Instruction: What is the number of lines containing the word "изложить"? Give that number alone.

Saved entries:
________________
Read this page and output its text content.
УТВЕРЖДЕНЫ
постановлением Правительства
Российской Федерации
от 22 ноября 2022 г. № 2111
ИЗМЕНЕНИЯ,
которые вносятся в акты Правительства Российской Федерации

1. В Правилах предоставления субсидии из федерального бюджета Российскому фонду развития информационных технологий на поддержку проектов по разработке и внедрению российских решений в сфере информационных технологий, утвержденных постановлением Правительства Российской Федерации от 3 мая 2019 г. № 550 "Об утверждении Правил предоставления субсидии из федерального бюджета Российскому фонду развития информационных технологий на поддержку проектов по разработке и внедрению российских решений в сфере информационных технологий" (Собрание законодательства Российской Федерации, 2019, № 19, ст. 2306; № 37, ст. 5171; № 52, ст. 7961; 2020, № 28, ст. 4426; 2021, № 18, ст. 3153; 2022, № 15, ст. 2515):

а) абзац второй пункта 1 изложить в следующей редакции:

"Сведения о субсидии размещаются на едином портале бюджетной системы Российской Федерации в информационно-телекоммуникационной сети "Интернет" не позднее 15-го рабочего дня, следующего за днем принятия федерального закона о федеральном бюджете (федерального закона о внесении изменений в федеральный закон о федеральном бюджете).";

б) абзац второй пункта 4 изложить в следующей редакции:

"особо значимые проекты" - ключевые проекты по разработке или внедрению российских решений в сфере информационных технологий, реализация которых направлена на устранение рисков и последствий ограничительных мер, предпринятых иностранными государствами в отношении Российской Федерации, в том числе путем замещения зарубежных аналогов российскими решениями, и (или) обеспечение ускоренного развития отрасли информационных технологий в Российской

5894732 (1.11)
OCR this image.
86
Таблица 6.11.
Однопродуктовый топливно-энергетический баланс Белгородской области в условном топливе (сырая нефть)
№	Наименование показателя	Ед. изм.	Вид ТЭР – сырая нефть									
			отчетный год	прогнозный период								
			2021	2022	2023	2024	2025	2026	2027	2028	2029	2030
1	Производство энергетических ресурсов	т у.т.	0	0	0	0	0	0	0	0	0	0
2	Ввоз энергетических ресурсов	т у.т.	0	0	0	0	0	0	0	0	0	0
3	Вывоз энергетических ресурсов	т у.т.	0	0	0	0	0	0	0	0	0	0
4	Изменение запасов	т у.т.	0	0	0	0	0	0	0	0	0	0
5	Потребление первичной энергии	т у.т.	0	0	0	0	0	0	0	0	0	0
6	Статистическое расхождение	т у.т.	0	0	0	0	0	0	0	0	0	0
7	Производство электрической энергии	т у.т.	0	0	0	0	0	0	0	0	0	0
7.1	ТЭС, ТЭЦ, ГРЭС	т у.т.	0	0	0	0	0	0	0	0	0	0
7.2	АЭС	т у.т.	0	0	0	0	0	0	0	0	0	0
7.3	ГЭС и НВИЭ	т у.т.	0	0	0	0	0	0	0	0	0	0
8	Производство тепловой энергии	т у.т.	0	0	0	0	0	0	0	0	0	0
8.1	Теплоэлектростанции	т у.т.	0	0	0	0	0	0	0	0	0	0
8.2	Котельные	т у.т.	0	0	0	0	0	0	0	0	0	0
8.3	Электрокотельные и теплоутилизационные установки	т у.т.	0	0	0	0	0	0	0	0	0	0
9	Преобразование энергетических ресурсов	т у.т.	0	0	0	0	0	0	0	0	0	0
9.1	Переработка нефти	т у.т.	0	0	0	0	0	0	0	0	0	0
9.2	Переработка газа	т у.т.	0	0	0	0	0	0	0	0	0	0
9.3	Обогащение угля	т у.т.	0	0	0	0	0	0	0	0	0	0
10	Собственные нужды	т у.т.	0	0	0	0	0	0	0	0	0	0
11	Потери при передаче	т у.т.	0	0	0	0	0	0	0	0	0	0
________________
Response to this task: 2